Extracts from a graphics dataset
====

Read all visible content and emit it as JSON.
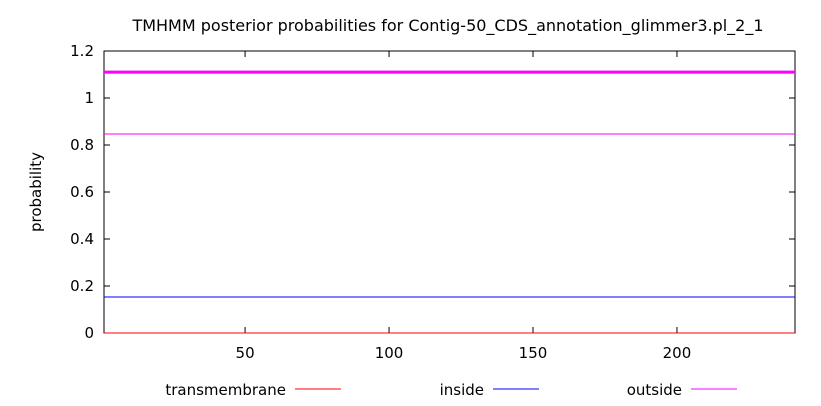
{
  "chart_data": {
    "type": "line",
    "title": "TMHMM posterior probabilities for Contig-50_CDS_annotation_glimmer3.pl_2_1",
    "xlabel": "",
    "ylabel": "probability",
    "xlim": [
      1,
      241
    ],
    "ylim": [
      0,
      1.2
    ],
    "x_ticks": [
      50,
      100,
      150,
      200
    ],
    "y_ticks": [
      0,
      0.2,
      0.4,
      0.6,
      0.8,
      1,
      1.2
    ],
    "grid": false,
    "legend_position": "bottom",
    "series": [
      {
        "name": "transmembrane",
        "color": "#ff0000",
        "x": [
          1,
          241
        ],
        "y": [
          0,
          0
        ]
      },
      {
        "name": "inside",
        "color": "#0000ff",
        "x": [
          1,
          241
        ],
        "y": [
          0.153,
          0.153
        ]
      },
      {
        "name": "outside",
        "color": "#ff00ff",
        "x": [
          1,
          241
        ],
        "y": [
          0.847,
          0.847
        ]
      }
    ],
    "extra_lines": [
      {
        "color": "#ff00ff",
        "y": 1.11,
        "style": "thick"
      }
    ]
  }
}
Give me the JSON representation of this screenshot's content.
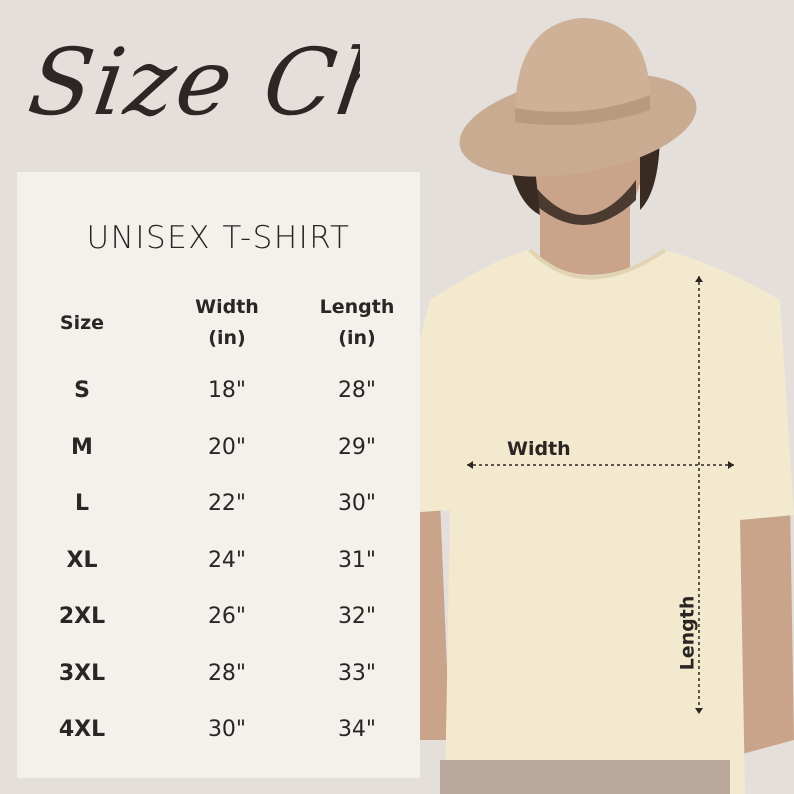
{
  "heading": "Size Chart",
  "product": "UNISEX T-SHIRT",
  "columns": {
    "size": "Size",
    "width": [
      "Width",
      "(in)"
    ],
    "length": [
      "Length",
      "(in)"
    ]
  },
  "rows": [
    {
      "size": "S",
      "width": "18\"",
      "length": "28\""
    },
    {
      "size": "M",
      "width": "20\"",
      "length": "29\""
    },
    {
      "size": "L",
      "width": "22\"",
      "length": "30\""
    },
    {
      "size": "XL",
      "width": "24\"",
      "length": "31\""
    },
    {
      "size": "2XL",
      "width": "26\"",
      "length": "32\""
    },
    {
      "size": "3XL",
      "width": "28\"",
      "length": "33\""
    },
    {
      "size": "4XL",
      "width": "30\"",
      "length": "34\""
    }
  ],
  "annotations": {
    "width": "Width",
    "length": "Length"
  },
  "colors": {
    "background": "#e4dfda",
    "panel": "#f3f1ec",
    "shirt": "#f2e9cf",
    "hat": "#c9ab91",
    "text": "#2b2624"
  }
}
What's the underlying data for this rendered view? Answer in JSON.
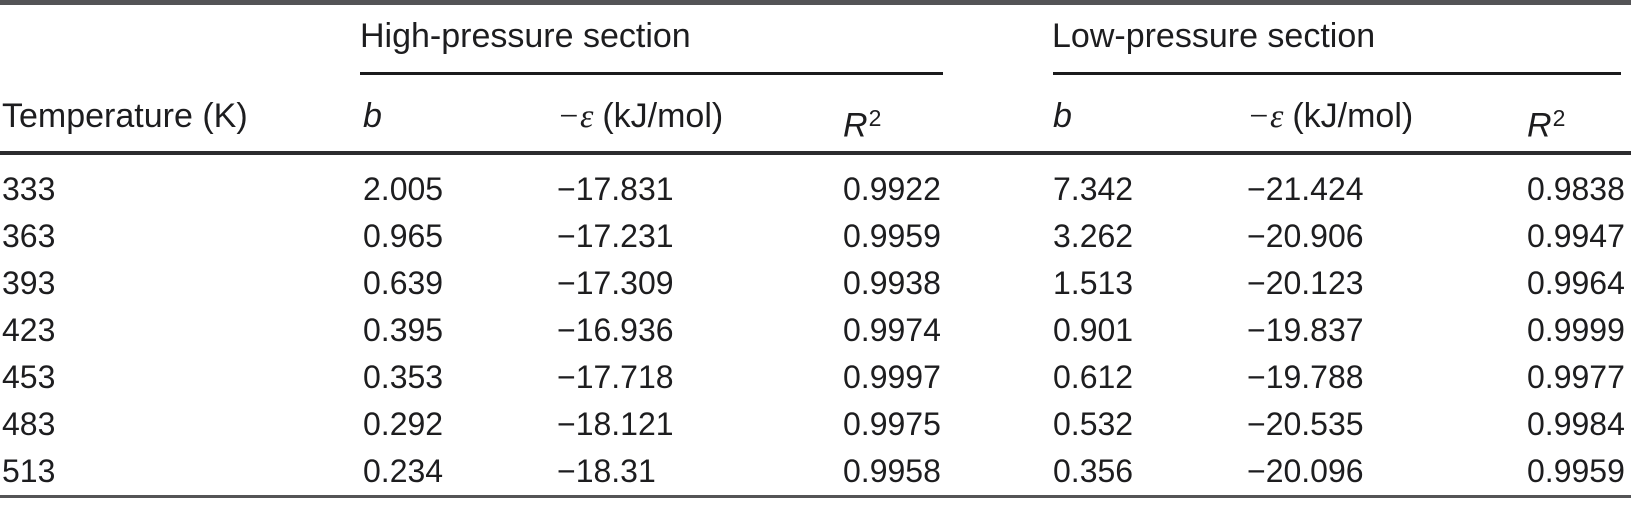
{
  "table": {
    "col_groups": [
      {
        "label": "High-pressure section"
      },
      {
        "label": "Low-pressure section"
      }
    ],
    "columns": {
      "temperature": "Temperature (K)",
      "b": "b",
      "eps": "−ε",
      "eps_unit": "(kJ/mol)",
      "r_base": "R",
      "r_sup": "2"
    },
    "rows": [
      [
        "333",
        "2.005",
        "−17.831",
        "0.9922",
        "7.342",
        "−21.424",
        "0.9838"
      ],
      [
        "363",
        "0.965",
        "−17.231",
        "0.9959",
        "3.262",
        "−20.906",
        "0.9947"
      ],
      [
        "393",
        "0.639",
        "−17.309",
        "0.9938",
        "1.513",
        "−20.123",
        "0.9964"
      ],
      [
        "423",
        "0.395",
        "−16.936",
        "0.9974",
        "0.901",
        "−19.837",
        "0.9999"
      ],
      [
        "453",
        "0.353",
        "−17.718",
        "0.9997",
        "0.612",
        "−19.788",
        "0.9977"
      ],
      [
        "483",
        "0.292",
        "−18.121",
        "0.9975",
        "0.532",
        "−20.535",
        "0.9984"
      ],
      [
        "513",
        "0.234",
        "−18.31",
        "0.9958",
        "0.356",
        "−20.096",
        "0.9959"
      ]
    ]
  },
  "colors": {
    "text": "#1d1d1f",
    "rule_outer": "#545456",
    "rule_spanner": "#1b1b1d",
    "rule_header": "#2c2c2e"
  },
  "chart_data": {
    "type": "table",
    "column_groups": [
      "",
      "High-pressure section",
      "High-pressure section",
      "High-pressure section",
      "Low-pressure section",
      "Low-pressure section",
      "Low-pressure section"
    ],
    "columns": [
      "Temperature (K)",
      "b",
      "−ε (kJ/mol)",
      "R^2",
      "b",
      "−ε (kJ/mol)",
      "R^2"
    ],
    "rows": [
      [
        333,
        2.005,
        -17.831,
        0.9922,
        7.342,
        -21.424,
        0.9838
      ],
      [
        363,
        0.965,
        -17.231,
        0.9959,
        3.262,
        -20.906,
        0.9947
      ],
      [
        393,
        0.639,
        -17.309,
        0.9938,
        1.513,
        -20.123,
        0.9964
      ],
      [
        423,
        0.395,
        -16.936,
        0.9974,
        0.901,
        -19.837,
        0.9999
      ],
      [
        453,
        0.353,
        -17.718,
        0.9997,
        0.612,
        -19.788,
        0.9977
      ],
      [
        483,
        0.292,
        -18.121,
        0.9975,
        0.532,
        -20.535,
        0.9984
      ],
      [
        513,
        0.234,
        -18.31,
        0.9958,
        0.356,
        -20.096,
        0.9959
      ]
    ]
  }
}
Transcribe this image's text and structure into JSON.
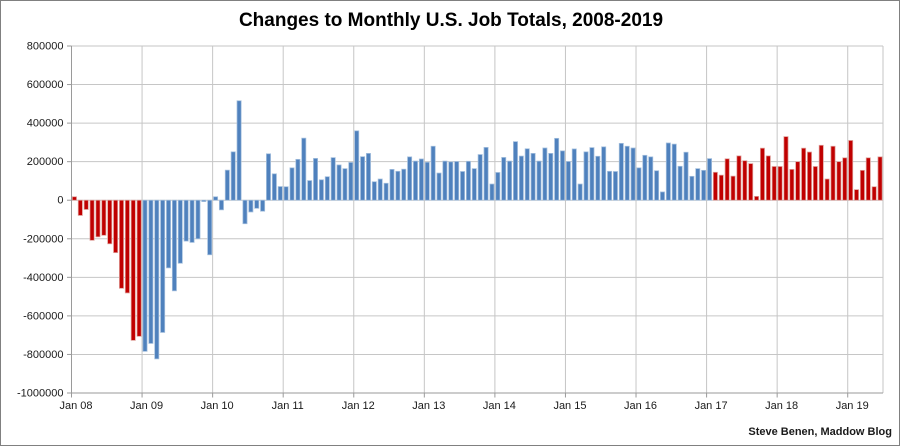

====

» GIVEN PROBLEM
Omitting all images, retype each line of the records precisely.

» RESULT OF THE EXERCISE
Read all visible content and emit it as JSON.
{
  "chart_data": {
    "type": "line",
    "title": "TMHMM posterior probabilities for Contig-50_CDS_annotation_glimmer3.pl_2_1",
    "xlabel": "",
    "ylabel": "probability",
    "xlim": [
      1,
      241
    ],
    "ylim": [
      0,
      1.2
    ],
    "x_ticks": [
      50,
      100,
      150,
      200
    ],
    "y_ticks": [
      0,
      0.2,
      0.4,
      0.6,
      0.8,
      1,
      1.2
    ],
    "grid": false,
    "legend_position": "bottom",
    "series": [
      {
        "name": "transmembrane",
        "color": "#ff0000",
        "x": [
          1,
          241
        ],
        "y": [
          0,
          0
        ]
      },
      {
        "name": "inside",
        "color": "#0000ff",
        "x": [
          1,
          241
        ],
        "y": [
          0.153,
          0.153
        ]
      },
      {
        "name": "outside",
        "color": "#ff00ff",
        "x": [
          1,
          241
        ],
        "y": [
          0.847,
          0.847
        ]
      }
    ],
    "extra_lines": [
      {
        "color": "#ff00ff",
        "y": 1.11,
        "style": "thick"
      }
    ]
  }
}
Give me the JSON representation of this screenshot's content.
{
  "heading": "Size Chart",
  "product": "UNISEX T-SHIRT",
  "columns": {
    "size": "Size",
    "width": [
      "Width",
      "(in)"
    ],
    "length": [
      "Length",
      "(in)"
    ]
  },
  "rows": [
    {
      "size": "S",
      "width": "18\"",
      "length": "28\""
    },
    {
      "size": "M",
      "width": "20\"",
      "length": "29\""
    },
    {
      "size": "L",
      "width": "22\"",
      "length": "30\""
    },
    {
      "size": "XL",
      "width": "24\"",
      "length": "31\""
    },
    {
      "size": "2XL",
      "width": "26\"",
      "length": "32\""
    },
    {
      "size": "3XL",
      "width": "28\"",
      "length": "33\""
    },
    {
      "size": "4XL",
      "width": "30\"",
      "length": "34\""
    }
  ],
  "annotations": {
    "width": "Width",
    "length": "Length"
  },
  "colors": {
    "background": "#e4dfda",
    "panel": "#f3f1ec",
    "shirt": "#f2e9cf",
    "hat": "#c9ab91",
    "text": "#2b2624"
  }
}
What's the underlying data for this rendered view? Answer in JSON.
{
  "table": {
    "col_groups": [
      {
        "label": "High-pressure section"
      },
      {
        "label": "Low-pressure section"
      }
    ],
    "columns": {
      "temperature": "Temperature (K)",
      "b": "b",
      "eps": "−ε",
      "eps_unit": "(kJ/mol)",
      "r_base": "R",
      "r_sup": "2"
    },
    "rows": [
      [
        "333",
        "2.005",
        "−17.831",
        "0.9922",
        "7.342",
        "−21.424",
        "0.9838"
      ],
      [
        "363",
        "0.965",
        "−17.231",
        "0.9959",
        "3.262",
        "−20.906",
        "0.9947"
      ],
      [
        "393",
        "0.639",
        "−17.309",
        "0.9938",
        "1.513",
        "−20.123",
        "0.9964"
      ],
      [
        "423",
        "0.395",
        "−16.936",
        "0.9974",
        "0.901",
        "−19.837",
        "0.9999"
      ],
      [
        "453",
        "0.353",
        "−17.718",
        "0.9997",
        "0.612",
        "−19.788",
        "0.9977"
      ],
      [
        "483",
        "0.292",
        "−18.121",
        "0.9975",
        "0.532",
        "−20.535",
        "0.9984"
      ],
      [
        "513",
        "0.234",
        "−18.31",
        "0.9958",
        "0.356",
        "−20.096",
        "0.9959"
      ]
    ]
  },
  "colors": {
    "text": "#1d1d1f",
    "rule_outer": "#545456",
    "rule_spanner": "#1b1b1d",
    "rule_header": "#2c2c2e"
  },
  "chart_data": {
    "type": "table",
    "column_groups": [
      "",
      "High-pressure section",
      "High-pressure section",
      "High-pressure section",
      "Low-pressure section",
      "Low-pressure section",
      "Low-pressure section"
    ],
    "columns": [
      "Temperature (K)",
      "b",
      "−ε (kJ/mol)",
      "R^2",
      "b",
      "−ε (kJ/mol)",
      "R^2"
    ],
    "rows": [
      [
        333,
        2.005,
        -17.831,
        0.9922,
        7.342,
        -21.424,
        0.9838
      ],
      [
        363,
        0.965,
        -17.231,
        0.9959,
        3.262,
        -20.906,
        0.9947
      ],
      [
        393,
        0.639,
        -17.309,
        0.9938,
        1.513,
        -20.123,
        0.9964
      ],
      [
        423,
        0.395,
        -16.936,
        0.9974,
        0.901,
        -19.837,
        0.9999
      ],
      [
        453,
        0.353,
        -17.718,
        0.9997,
        0.612,
        -19.788,
        0.9977
      ],
      [
        483,
        0.292,
        -18.121,
        0.9975,
        0.532,
        -20.535,
        0.9984
      ],
      [
        513,
        0.234,
        -18.31,
        0.9958,
        0.356,
        -20.096,
        0.9959
      ]
    ]
  }
}
Transcribe this image's text and structure into JSON.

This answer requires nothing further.